● **TRY IT**:
Copy the listing exactly; drop the pictures.

___ SUPPLIED DATA ___

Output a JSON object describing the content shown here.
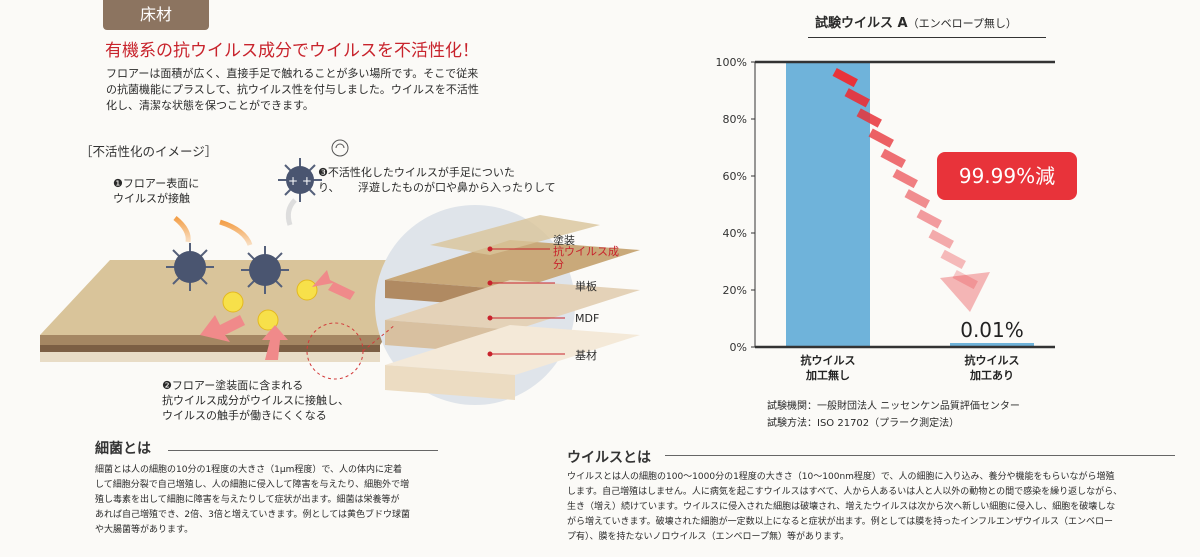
{
  "tag": "床材",
  "headline": "有機系の抗ウイルス成分でウイルスを不活性化！",
  "intro": [
    "フロアーは面積が広く、直接手足で触れることが多い場所です。そこで従来",
    "の抗菌機能にプラスして、抗ウイルス性を付与しました。ウイルスを不活性",
    "化し、清潔な状態を保つことができます。"
  ],
  "illustration": {
    "title": "［不活性化のイメージ］",
    "callout1": [
      "❶フロアー表面に",
      "ウイルスが接触"
    ],
    "callout2": [
      "❷フロアー塗装面に含まれる",
      "抗ウイルス成分がウイルスに接触し、",
      "ウイルスの触手が働きにくくなる"
    ],
    "callout3": [
      "❸不活性化したウイルスが手足についた",
      "り、",
      "浮遊したものが口や鼻から入ったりして"
    ],
    "layers": {
      "coating": "塗装",
      "antiviral_line1": "抗ウイルス成",
      "antiviral_line2": "分",
      "veneer": "単板",
      "mdf": "MDF",
      "base": "基材"
    }
  },
  "bacteria": {
    "heading": "細菌とは",
    "text": [
      "細菌とは人の細胞の10分の1程度の大きさ（1μm程度）で、人の体内に定着",
      "して細胞分裂で自己増殖し、人の細胞に侵入して障害を与えたり、細胞外で増",
      "殖し毒素を出して細胞に障害を与えたりして症状が出ます。細菌は栄養等が",
      "あれば自己増殖でき、2倍、3倍と増えていきます。例としては黄色ブドウ球菌",
      "や大腸菌等があります。"
    ]
  },
  "virus": {
    "heading": "ウイルスとは",
    "text": [
      "ウイルスとは人の細胞の100〜1000分の1程度の大きさ（10〜100nm程度）で、人の細胞に入り込み、養分や機能をもらいながら増殖",
      "します。自己増殖はしません。人に病気を起こすウイルスはすべて、人から人あるいは人と人以外の動物との間で感染を繰り返しながら、",
      "生き（増え）続けています。ウイルスに侵入された細胞は破壊され、増えたウイルスは次から次へ新しい細胞に侵入し、細胞を破壊しな",
      "がら増えていきます。破壊された細胞が一定数以上になると症状が出ます。例としては膜を持ったインフルエンザウイルス（エンベロー",
      "プ有）、膜を持たないノロウイルス（エンベロープ無）等があります。"
    ]
  },
  "chart_data": {
    "type": "bar",
    "title": "試験ウイルス A",
    "subtitle": "（エンベロープ無し）",
    "categories": [
      "抗ウイルス\n加工無し",
      "抗ウイルス\n加工あり"
    ],
    "category_lines": [
      [
        "抗ウイルス",
        "加工無し"
      ],
      [
        "抗ウイルス",
        "加工あり"
      ]
    ],
    "values": [
      100,
      0.01
    ],
    "ylim": [
      0,
      100
    ],
    "yticks": [
      "0%",
      "20%",
      "40%",
      "60%",
      "80%",
      "100%"
    ],
    "data_labels": [
      "",
      "0.01%"
    ],
    "reduction_label": "99.99%減",
    "bar_color": "#6fb3da",
    "arrow_color": "#e8333a"
  },
  "test_info": [
    "試験機関：一般財団法人 ニッセンケン品質評価センター",
    "試験方法：ISO 21702（プラーク測定法）"
  ]
}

___

● **ANSWER TO THIS TASK**:
Output a JSON object describing the content shown here.
{
  "tag": "床材",
  "headline": "有機系の抗ウイルス成分でウイルスを不活性化！",
  "intro": [
    "フロアーは面積が広く、直接手足で触れることが多い場所です。そこで従来",
    "の抗菌機能にプラスして、抗ウイルス性を付与しました。ウイルスを不活性",
    "化し、清潔な状態を保つことができます。"
  ],
  "illustration": {
    "title": "［不活性化のイメージ］",
    "callout1": [
      "❶フロアー表面に",
      "ウイルスが接触"
    ],
    "callout2": [
      "❷フロアー塗装面に含まれる",
      "抗ウイルス成分がウイルスに接触し、",
      "ウイルスの触手が働きにくくなる"
    ],
    "callout3": [
      "❸不活性化したウイルスが手足についた",
      "り、",
      "浮遊したものが口や鼻から入ったりして"
    ],
    "layers": {
      "coating": "塗装",
      "antiviral_line1": "抗ウイルス成",
      "antiviral_line2": "分",
      "veneer": "単板",
      "mdf": "MDF",
      "base": "基材"
    }
  },
  "bacteria": {
    "heading": "細菌とは",
    "text": [
      "細菌とは人の細胞の10分の1程度の大きさ（1μm程度）で、人の体内に定着",
      "して細胞分裂で自己増殖し、人の細胞に侵入して障害を与えたり、細胞外で増",
      "殖し毒素を出して細胞に障害を与えたりして症状が出ます。細菌は栄養等が",
      "あれば自己増殖でき、2倍、3倍と増えていきます。例としては黄色ブドウ球菌",
      "や大腸菌等があります。"
    ]
  },
  "virus": {
    "heading": "ウイルスとは",
    "text": [
      "ウイルスとは人の細胞の100〜1000分の1程度の大きさ（10〜100nm程度）で、人の細胞に入り込み、養分や機能をもらいながら増殖",
      "します。自己増殖はしません。人に病気を起こすウイルスはすべて、人から人あるいは人と人以外の動物との間で感染を繰り返しながら、",
      "生き（増え）続けています。ウイルスに侵入された細胞は破壊され、増えたウイルスは次から次へ新しい細胞に侵入し、細胞を破壊しな",
      "がら増えていきます。破壊された細胞が一定数以上になると症状が出ます。例としては膜を持ったインフルエンザウイルス（エンベロー",
      "プ有）、膜を持たないノロウイルス（エンベロープ無）等があります。"
    ]
  },
  "chart_data": {
    "type": "bar",
    "title": "試験ウイルス A",
    "subtitle": "（エンベロープ無し）",
    "categories": [
      "抗ウイルス\n加工無し",
      "抗ウイルス\n加工あり"
    ],
    "category_lines": [
      [
        "抗ウイルス",
        "加工無し"
      ],
      [
        "抗ウイルス",
        "加工あり"
      ]
    ],
    "values": [
      100,
      0.01
    ],
    "ylim": [
      0,
      100
    ],
    "yticks": [
      "0%",
      "20%",
      "40%",
      "60%",
      "80%",
      "100%"
    ],
    "data_labels": [
      "",
      "0.01%"
    ],
    "reduction_label": "99.99%減",
    "bar_color": "#6fb3da",
    "arrow_color": "#e8333a"
  },
  "test_info": [
    "試験機関：一般財団法人 ニッセンケン品質評価センター",
    "試験方法：ISO 21702（プラーク測定法）"
  ]
}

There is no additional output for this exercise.